- Source material -
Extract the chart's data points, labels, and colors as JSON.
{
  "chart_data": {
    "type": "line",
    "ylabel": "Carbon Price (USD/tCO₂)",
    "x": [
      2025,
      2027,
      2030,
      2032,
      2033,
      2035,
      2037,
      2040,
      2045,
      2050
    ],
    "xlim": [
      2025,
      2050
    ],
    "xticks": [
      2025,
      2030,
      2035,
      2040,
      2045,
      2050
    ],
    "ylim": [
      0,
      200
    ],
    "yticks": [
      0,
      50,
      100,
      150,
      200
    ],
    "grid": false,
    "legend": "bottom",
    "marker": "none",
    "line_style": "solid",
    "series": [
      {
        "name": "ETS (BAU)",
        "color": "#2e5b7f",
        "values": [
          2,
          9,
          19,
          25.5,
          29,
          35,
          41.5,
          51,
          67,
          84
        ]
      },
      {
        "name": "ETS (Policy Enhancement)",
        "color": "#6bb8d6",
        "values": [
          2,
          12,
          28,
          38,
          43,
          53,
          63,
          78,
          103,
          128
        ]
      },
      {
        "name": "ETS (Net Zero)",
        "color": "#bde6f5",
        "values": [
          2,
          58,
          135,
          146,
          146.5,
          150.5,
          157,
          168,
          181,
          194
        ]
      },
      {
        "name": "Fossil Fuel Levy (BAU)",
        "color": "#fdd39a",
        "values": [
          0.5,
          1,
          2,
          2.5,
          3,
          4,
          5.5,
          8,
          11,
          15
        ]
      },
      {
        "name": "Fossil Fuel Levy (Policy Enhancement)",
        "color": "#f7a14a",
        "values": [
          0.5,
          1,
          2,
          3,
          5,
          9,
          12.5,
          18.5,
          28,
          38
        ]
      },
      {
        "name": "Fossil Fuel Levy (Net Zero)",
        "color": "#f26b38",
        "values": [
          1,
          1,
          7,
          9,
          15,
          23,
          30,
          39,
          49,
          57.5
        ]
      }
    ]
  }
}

- Your objective -
Filter the entries down to the lines with the word "Fuel" in them.

- Exercise solution -
        "name": "Fossil Fuel Levy (BAU)",
        "name": "Fossil Fuel Levy (Policy Enhancement)",
        "name": "Fossil Fuel Levy (Net Zero)",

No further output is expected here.